Brief — The entries below should be transcribed in their entirety, exactly as written.

◆ ◆ ◆ ◆ ◆ ◆ ◆

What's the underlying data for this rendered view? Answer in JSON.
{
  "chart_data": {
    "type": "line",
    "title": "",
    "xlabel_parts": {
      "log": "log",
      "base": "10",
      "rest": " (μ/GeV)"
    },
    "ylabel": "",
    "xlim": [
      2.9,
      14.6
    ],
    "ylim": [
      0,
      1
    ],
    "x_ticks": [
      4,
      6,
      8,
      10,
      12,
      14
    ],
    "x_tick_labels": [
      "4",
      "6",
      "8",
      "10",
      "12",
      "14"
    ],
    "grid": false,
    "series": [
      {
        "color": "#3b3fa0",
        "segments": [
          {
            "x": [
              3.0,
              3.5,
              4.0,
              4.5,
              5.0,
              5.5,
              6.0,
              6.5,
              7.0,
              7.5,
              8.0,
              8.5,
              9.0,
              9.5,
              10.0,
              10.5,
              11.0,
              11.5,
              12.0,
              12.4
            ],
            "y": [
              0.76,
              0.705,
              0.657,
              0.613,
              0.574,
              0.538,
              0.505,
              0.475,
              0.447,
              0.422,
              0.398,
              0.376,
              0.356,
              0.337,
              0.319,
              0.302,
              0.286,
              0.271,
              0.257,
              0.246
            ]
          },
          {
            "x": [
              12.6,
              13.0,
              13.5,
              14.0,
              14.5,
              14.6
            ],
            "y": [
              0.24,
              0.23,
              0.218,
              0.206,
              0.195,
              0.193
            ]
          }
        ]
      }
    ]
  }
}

◆ ◆ ◆ ◆ ◆ ◆ ◆

Final result —
What's the underlying data for this rendered view? Answer in JSON.
{
  "chart_data": {
    "type": "line",
    "title": "",
    "xlabel_parts": {
      "log": "log",
      "base": "10",
      "rest": " (μ/GeV)"
    },
    "ylabel": "",
    "xlim": [
      2.9,
      14.6
    ],
    "ylim": [
      0,
      1
    ],
    "x_ticks": [
      4,
      6,
      8,
      10,
      12,
      14
    ],
    "x_tick_labels": [
      "4",
      "6",
      "8",
      "10",
      "12",
      "14"
    ],
    "grid": false,
    "series": [
      {
        "color": "#3b3fa0",
        "segments": [
          {
            "x": [
              3.0,
              3.5,
              4.0,
              4.5,
              5.0,
              5.5,
              6.0,
              6.5,
              7.0,
              7.5,
              8.0,
              8.5,
              9.0,
              9.5,
              10.0,
              10.5,
              11.0,
              11.5,
              12.0,
              12.4
            ],
            "y": [
              0.76,
              0.705,
              0.657,
              0.613,
              0.574,
              0.538,
              0.505,
              0.475,
              0.447,
              0.422,
              0.398,
              0.376,
              0.356,
              0.337,
              0.319,
              0.302,
              0.286,
              0.271,
              0.257,
              0.246
            ]
          },
          {
            "x": [
              12.6,
              13.0,
              13.5,
              14.0,
              14.5,
              14.6
            ],
            "y": [
              0.24,
              0.23,
              0.218,
              0.206,
              0.195,
              0.193
            ]
          }
        ]
      }
    ]
  }
}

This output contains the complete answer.